YOUR OBJECTIVE: Return each line holding the string "grain".

———

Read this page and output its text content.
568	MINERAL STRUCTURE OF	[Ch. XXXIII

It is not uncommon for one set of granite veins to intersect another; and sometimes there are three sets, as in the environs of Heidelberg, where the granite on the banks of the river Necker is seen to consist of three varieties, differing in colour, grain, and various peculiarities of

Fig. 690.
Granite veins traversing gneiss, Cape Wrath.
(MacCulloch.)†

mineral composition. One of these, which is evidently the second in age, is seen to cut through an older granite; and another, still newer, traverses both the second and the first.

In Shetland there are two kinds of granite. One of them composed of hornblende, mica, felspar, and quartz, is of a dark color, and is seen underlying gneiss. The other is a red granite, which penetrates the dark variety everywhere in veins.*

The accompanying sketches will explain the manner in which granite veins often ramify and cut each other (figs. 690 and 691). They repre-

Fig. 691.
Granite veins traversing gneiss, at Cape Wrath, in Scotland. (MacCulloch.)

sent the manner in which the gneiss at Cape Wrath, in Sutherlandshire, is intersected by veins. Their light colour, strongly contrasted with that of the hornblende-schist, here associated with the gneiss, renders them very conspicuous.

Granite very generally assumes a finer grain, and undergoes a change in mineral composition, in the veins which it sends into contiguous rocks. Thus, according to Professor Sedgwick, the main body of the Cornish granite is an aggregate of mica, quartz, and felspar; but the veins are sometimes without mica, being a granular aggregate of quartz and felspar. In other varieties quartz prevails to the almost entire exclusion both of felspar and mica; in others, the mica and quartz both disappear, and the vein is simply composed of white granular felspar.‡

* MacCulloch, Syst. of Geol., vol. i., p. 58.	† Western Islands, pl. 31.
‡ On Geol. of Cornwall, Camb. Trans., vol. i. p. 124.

———

TASK OUTPUT:
It is not uncommon for one set of granite veins to intersect another; and sometimes there are three sets, as in the environs of Heidelberg, where the granite on the banks of the river Necker is seen to consist of three varieties, differing in colour, grain, and various peculiarities of
Granite very generally assumes a finer grain, and undergoes a change in mineral composition, in the veins which it sends into contiguous rocks. Thus, according to Professor Sedgwick, the main body of the Cornish granite is an aggregate of mica, quartz, and felspar; but the veins are sometimes without mica, being a granular aggregate of quartz and felspar. In other varieties quartz prevails to the almost entire exclusion both of felspar and mica; in others, the mica and quartz both disappear, and the vein is simply composed of white granular felspar.‡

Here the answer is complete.